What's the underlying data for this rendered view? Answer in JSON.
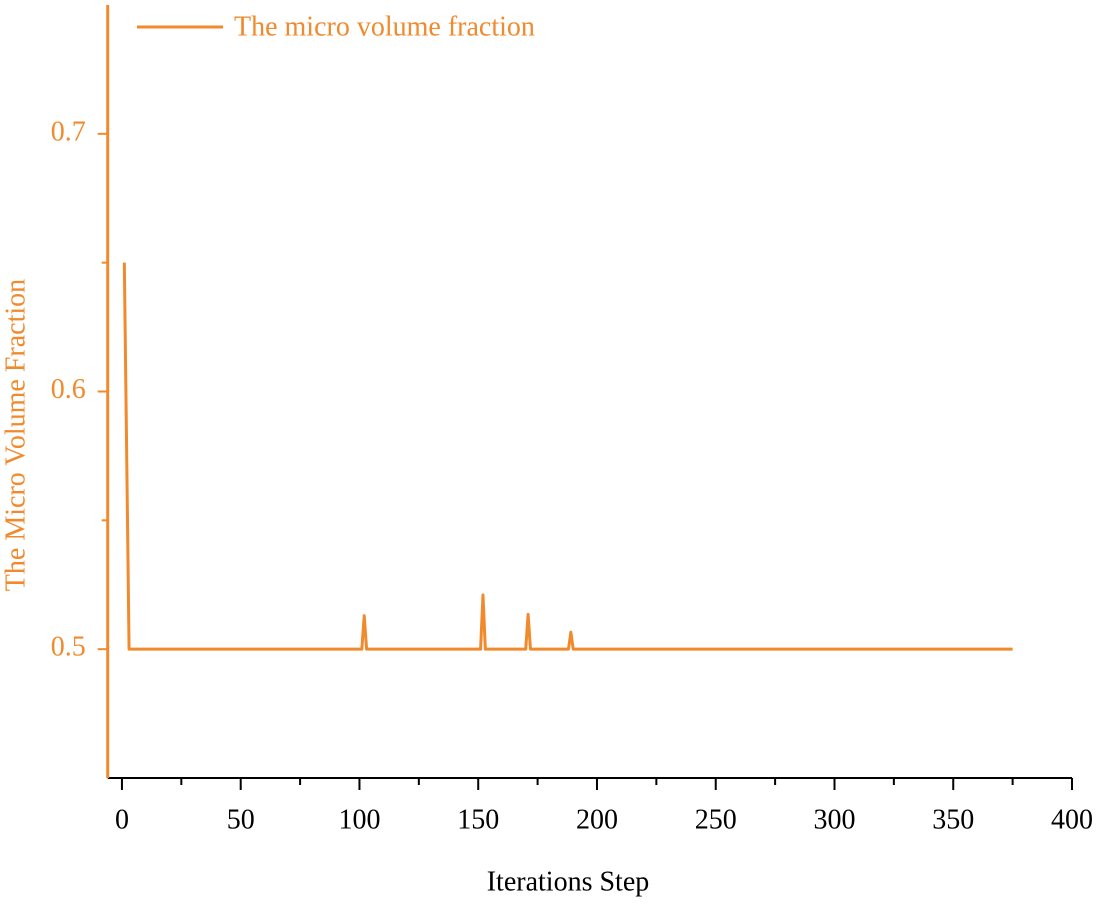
{
  "chart_data": {
    "type": "line",
    "x_label": "Iterations Step",
    "y_label": "The Micro Volume Fraction",
    "x": [
      1,
      3,
      101,
      102,
      103,
      151,
      152,
      153,
      170,
      171,
      172,
      188,
      189,
      190,
      375
    ],
    "series": [
      {
        "name": "The micro volume fraction",
        "color": "#f08a2c",
        "values": [
          0.65,
          0.5,
          0.5,
          0.513,
          0.5,
          0.5,
          0.521,
          0.5,
          0.5,
          0.5135,
          0.5,
          0.5,
          0.5066,
          0.5,
          0.5
        ]
      }
    ],
    "xlim": [
      -6,
      400
    ],
    "xticks": [
      0,
      50,
      100,
      150,
      200,
      250,
      300,
      350,
      400
    ],
    "xminorticks": [
      25,
      75,
      125,
      175,
      225,
      275,
      325,
      375
    ],
    "ylim": [
      0.45,
      0.75
    ],
    "yticks": [
      0.5,
      0.6,
      0.7
    ],
    "yminorticks": [
      0.55,
      0.65
    ],
    "legend": "top-left",
    "grid": false
  }
}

◇ ◇ ◇ ◇

* **Do this**:
Set down all the data again exactly as above, pictures excluded.

* **The reply**:
What's the underlying data for this rendered view? Answer in JSON.
{
  "chart_data": {
    "type": "line",
    "x_label": "Iterations Step",
    "y_label": "The Micro Volume Fraction",
    "x": [
      1,
      3,
      101,
      102,
      103,
      151,
      152,
      153,
      170,
      171,
      172,
      188,
      189,
      190,
      375
    ],
    "series": [
      {
        "name": "The micro volume fraction",
        "color": "#f08a2c",
        "values": [
          0.65,
          0.5,
          0.5,
          0.513,
          0.5,
          0.5,
          0.521,
          0.5,
          0.5,
          0.5135,
          0.5,
          0.5,
          0.5066,
          0.5,
          0.5
        ]
      }
    ],
    "xlim": [
      -6,
      400
    ],
    "xticks": [
      0,
      50,
      100,
      150,
      200,
      250,
      300,
      350,
      400
    ],
    "xminorticks": [
      25,
      75,
      125,
      175,
      225,
      275,
      325,
      375
    ],
    "ylim": [
      0.45,
      0.75
    ],
    "yticks": [
      0.5,
      0.6,
      0.7
    ],
    "yminorticks": [
      0.55,
      0.65
    ],
    "legend": "top-left",
    "grid": false
  }
}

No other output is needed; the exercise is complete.